- _Task material_:
[START]

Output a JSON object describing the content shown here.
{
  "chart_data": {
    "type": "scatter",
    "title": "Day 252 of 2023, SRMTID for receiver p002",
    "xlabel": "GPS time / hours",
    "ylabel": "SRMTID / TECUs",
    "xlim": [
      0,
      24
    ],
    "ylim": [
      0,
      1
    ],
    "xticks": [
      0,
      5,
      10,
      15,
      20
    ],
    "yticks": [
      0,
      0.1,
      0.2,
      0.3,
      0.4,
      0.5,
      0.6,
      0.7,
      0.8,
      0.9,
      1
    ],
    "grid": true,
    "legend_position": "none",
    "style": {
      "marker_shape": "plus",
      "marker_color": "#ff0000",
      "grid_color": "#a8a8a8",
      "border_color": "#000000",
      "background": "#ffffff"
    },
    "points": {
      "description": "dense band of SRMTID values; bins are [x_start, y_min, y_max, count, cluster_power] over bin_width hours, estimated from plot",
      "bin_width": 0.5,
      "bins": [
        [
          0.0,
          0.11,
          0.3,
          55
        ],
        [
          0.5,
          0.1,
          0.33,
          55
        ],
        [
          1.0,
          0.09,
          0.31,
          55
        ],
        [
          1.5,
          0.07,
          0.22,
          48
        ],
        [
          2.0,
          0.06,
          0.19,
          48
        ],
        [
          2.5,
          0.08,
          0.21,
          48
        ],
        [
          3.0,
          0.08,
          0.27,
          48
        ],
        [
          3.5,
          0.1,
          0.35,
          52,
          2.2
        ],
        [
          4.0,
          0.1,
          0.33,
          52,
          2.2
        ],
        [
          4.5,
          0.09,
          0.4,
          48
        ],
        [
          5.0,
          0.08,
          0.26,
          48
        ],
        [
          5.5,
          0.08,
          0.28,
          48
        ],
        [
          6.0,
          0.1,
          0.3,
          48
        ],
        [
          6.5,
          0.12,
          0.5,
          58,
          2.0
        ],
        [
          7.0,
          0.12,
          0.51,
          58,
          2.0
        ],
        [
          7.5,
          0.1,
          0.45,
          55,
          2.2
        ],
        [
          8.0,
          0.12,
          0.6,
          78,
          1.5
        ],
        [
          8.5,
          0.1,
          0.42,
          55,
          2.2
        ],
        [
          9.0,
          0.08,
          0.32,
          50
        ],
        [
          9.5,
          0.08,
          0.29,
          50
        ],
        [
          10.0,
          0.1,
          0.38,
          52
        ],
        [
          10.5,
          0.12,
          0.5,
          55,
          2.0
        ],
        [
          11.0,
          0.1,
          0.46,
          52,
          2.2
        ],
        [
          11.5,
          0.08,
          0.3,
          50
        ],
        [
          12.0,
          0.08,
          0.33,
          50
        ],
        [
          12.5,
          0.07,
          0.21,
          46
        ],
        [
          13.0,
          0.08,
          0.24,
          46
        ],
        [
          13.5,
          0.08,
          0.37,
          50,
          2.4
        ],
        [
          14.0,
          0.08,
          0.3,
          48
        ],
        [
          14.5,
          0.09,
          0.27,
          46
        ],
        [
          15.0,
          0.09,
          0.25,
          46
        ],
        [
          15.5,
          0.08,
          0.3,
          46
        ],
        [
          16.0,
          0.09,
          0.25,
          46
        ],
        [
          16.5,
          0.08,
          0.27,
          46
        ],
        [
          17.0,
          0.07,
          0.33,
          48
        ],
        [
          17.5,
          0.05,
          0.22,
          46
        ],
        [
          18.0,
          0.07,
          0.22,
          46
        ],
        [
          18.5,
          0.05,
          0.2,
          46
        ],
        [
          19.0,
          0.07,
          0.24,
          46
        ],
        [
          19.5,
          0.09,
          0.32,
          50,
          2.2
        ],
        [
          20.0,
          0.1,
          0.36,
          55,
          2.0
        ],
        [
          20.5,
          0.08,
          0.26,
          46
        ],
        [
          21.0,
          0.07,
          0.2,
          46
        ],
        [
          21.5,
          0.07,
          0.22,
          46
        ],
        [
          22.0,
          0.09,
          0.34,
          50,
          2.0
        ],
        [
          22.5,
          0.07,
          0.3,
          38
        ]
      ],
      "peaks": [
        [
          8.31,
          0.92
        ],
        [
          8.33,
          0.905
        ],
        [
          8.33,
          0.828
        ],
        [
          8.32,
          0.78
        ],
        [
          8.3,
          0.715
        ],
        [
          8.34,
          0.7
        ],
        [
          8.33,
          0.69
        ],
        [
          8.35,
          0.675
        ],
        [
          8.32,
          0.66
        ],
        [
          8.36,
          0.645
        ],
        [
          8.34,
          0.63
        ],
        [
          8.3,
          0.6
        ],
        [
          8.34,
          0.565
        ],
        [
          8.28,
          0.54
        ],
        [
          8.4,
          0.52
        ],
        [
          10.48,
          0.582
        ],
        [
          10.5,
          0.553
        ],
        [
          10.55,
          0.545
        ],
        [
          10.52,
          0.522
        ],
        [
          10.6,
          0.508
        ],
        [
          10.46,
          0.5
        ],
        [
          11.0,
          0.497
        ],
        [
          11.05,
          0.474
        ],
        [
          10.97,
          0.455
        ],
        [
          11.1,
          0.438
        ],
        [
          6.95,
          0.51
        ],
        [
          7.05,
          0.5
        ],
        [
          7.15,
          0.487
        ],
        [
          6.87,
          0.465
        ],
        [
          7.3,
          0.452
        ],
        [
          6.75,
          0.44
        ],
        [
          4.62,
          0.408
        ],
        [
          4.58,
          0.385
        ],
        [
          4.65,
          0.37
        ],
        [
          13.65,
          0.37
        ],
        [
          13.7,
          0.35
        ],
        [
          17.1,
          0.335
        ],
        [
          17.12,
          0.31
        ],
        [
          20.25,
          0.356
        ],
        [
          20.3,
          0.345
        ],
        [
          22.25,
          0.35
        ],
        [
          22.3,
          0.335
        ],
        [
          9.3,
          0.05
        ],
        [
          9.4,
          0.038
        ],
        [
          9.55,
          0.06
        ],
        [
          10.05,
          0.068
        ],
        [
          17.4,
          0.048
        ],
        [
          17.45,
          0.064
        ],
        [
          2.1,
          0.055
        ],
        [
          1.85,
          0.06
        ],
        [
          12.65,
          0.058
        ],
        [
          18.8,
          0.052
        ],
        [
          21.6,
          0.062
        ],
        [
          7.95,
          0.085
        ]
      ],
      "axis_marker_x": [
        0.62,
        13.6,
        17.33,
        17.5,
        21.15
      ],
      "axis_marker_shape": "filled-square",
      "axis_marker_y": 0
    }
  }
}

[END]

Every entry should be printed again exactly as it stands.

- _Full output_:
Output a JSON object describing the content shown here.
{
  "chart_data": {
    "type": "scatter",
    "title": "Day 252 of 2023, SRMTID for receiver p002",
    "xlabel": "GPS time / hours",
    "ylabel": "SRMTID / TECUs",
    "xlim": [
      0,
      24
    ],
    "ylim": [
      0,
      1
    ],
    "xticks": [
      0,
      5,
      10,
      15,
      20
    ],
    "yticks": [
      0,
      0.1,
      0.2,
      0.3,
      0.4,
      0.5,
      0.6,
      0.7,
      0.8,
      0.9,
      1
    ],
    "grid": true,
    "legend_position": "none",
    "style": {
      "marker_shape": "plus",
      "marker_color": "#ff0000",
      "grid_color": "#a8a8a8",
      "border_color": "#000000",
      "background": "#ffffff"
    },
    "points": {
      "description": "dense band of SRMTID values; bins are [x_start, y_min, y_max, count, cluster_power] over bin_width hours, estimated from plot",
      "bin_width": 0.5,
      "bins": [
        [
          0.0,
          0.11,
          0.3,
          55
        ],
        [
          0.5,
          0.1,
          0.33,
          55
        ],
        [
          1.0,
          0.09,
          0.31,
          55
        ],
        [
          1.5,
          0.07,
          0.22,
          48
        ],
        [
          2.0,
          0.06,
          0.19,
          48
        ],
        [
          2.5,
          0.08,
          0.21,
          48
        ],
        [
          3.0,
          0.08,
          0.27,
          48
        ],
        [
          3.5,
          0.1,
          0.35,
          52,
          2.2
        ],
        [
          4.0,
          0.1,
          0.33,
          52,
          2.2
        ],
        [
          4.5,
          0.09,
          0.4,
          48
        ],
        [
          5.0,
          0.08,
          0.26,
          48
        ],
        [
          5.5,
          0.08,
          0.28,
          48
        ],
        [
          6.0,
          0.1,
          0.3,
          48
        ],
        [
          6.5,
          0.12,
          0.5,
          58,
          2.0
        ],
        [
          7.0,
          0.12,
          0.51,
          58,
          2.0
        ],
        [
          7.5,
          0.1,
          0.45,
          55,
          2.2
        ],
        [
          8.0,
          0.12,
          0.6,
          78,
          1.5
        ],
        [
          8.5,
          0.1,
          0.42,
          55,
          2.2
        ],
        [
          9.0,
          0.08,
          0.32,
          50
        ],
        [
          9.5,
          0.08,
          0.29,
          50
        ],
        [
          10.0,
          0.1,
          0.38,
          52
        ],
        [
          10.5,
          0.12,
          0.5,
          55,
          2.0
        ],
        [
          11.0,
          0.1,
          0.46,
          52,
          2.2
        ],
        [
          11.5,
          0.08,
          0.3,
          50
        ],
        [
          12.0,
          0.08,
          0.33,
          50
        ],
        [
          12.5,
          0.07,
          0.21,
          46
        ],
        [
          13.0,
          0.08,
          0.24,
          46
        ],
        [
          13.5,
          0.08,
          0.37,
          50,
          2.4
        ],
        [
          14.0,
          0.08,
          0.3,
          48
        ],
        [
          14.5,
          0.09,
          0.27,
          46
        ],
        [
          15.0,
          0.09,
          0.25,
          46
        ],
        [
          15.5,
          0.08,
          0.3,
          46
        ],
        [
          16.0,
          0.09,
          0.25,
          46
        ],
        [
          16.5,
          0.08,
          0.27,
          46
        ],
        [
          17.0,
          0.07,
          0.33,
          48
        ],
        [
          17.5,
          0.05,
          0.22,
          46
        ],
        [
          18.0,
          0.07,
          0.22,
          46
        ],
        [
          18.5,
          0.05,
          0.2,
          46
        ],
        [
          19.0,
          0.07,
          0.24,
          46
        ],
        [
          19.5,
          0.09,
          0.32,
          50,
          2.2
        ],
        [
          20.0,
          0.1,
          0.36,
          55,
          2.0
        ],
        [
          20.5,
          0.08,
          0.26,
          46
        ],
        [
          21.0,
          0.07,
          0.2,
          46
        ],
        [
          21.5,
          0.07,
          0.22,
          46
        ],
        [
          22.0,
          0.09,
          0.34,
          50,
          2.0
        ],
        [
          22.5,
          0.07,
          0.3,
          38
        ]
      ],
      "peaks": [
        [
          8.31,
          0.92
        ],
        [
          8.33,
          0.905
        ],
        [
          8.33,
          0.828
        ],
        [
          8.32,
          0.78
        ],
        [
          8.3,
          0.715
        ],
        [
          8.34,
          0.7
        ],
        [
          8.33,
          0.69
        ],
        [
          8.35,
          0.675
        ],
        [
          8.32,
          0.66
        ],
        [
          8.36,
          0.645
        ],
        [
          8.34,
          0.63
        ],
        [
          8.3,
          0.6
        ],
        [
          8.34,
          0.565
        ],
        [
          8.28,
          0.54
        ],
        [
          8.4,
          0.52
        ],
        [
          10.48,
          0.582
        ],
        [
          10.5,
          0.553
        ],
        [
          10.55,
          0.545
        ],
        [
          10.52,
          0.522
        ],
        [
          10.6,
          0.508
        ],
        [
          10.46,
          0.5
        ],
        [
          11.0,
          0.497
        ],
        [
          11.05,
          0.474
        ],
        [
          10.97,
          0.455
        ],
        [
          11.1,
          0.438
        ],
        [
          6.95,
          0.51
        ],
        [
          7.05,
          0.5
        ],
        [
          7.15,
          0.487
        ],
        [
          6.87,
          0.465
        ],
        [
          7.3,
          0.452
        ],
        [
          6.75,
          0.44
        ],
        [
          4.62,
          0.408
        ],
        [
          4.58,
          0.385
        ],
        [
          4.65,
          0.37
        ],
        [
          13.65,
          0.37
        ],
        [
          13.7,
          0.35
        ],
        [
          17.1,
          0.335
        ],
        [
          17.12,
          0.31
        ],
        [
          20.25,
          0.356
        ],
        [
          20.3,
          0.345
        ],
        [
          22.25,
          0.35
        ],
        [
          22.3,
          0.335
        ],
        [
          9.3,
          0.05
        ],
        [
          9.4,
          0.038
        ],
        [
          9.55,
          0.06
        ],
        [
          10.05,
          0.068
        ],
        [
          17.4,
          0.048
        ],
        [
          17.45,
          0.064
        ],
        [
          2.1,
          0.055
        ],
        [
          1.85,
          0.06
        ],
        [
          12.65,
          0.058
        ],
        [
          18.8,
          0.052
        ],
        [
          21.6,
          0.062
        ],
        [
          7.95,
          0.085
        ]
      ],
      "axis_marker_x": [
        0.62,
        13.6,
        17.33,
        17.5,
        21.15
      ],
      "axis_marker_shape": "filled-square",
      "axis_marker_y": 0
    }
  }
}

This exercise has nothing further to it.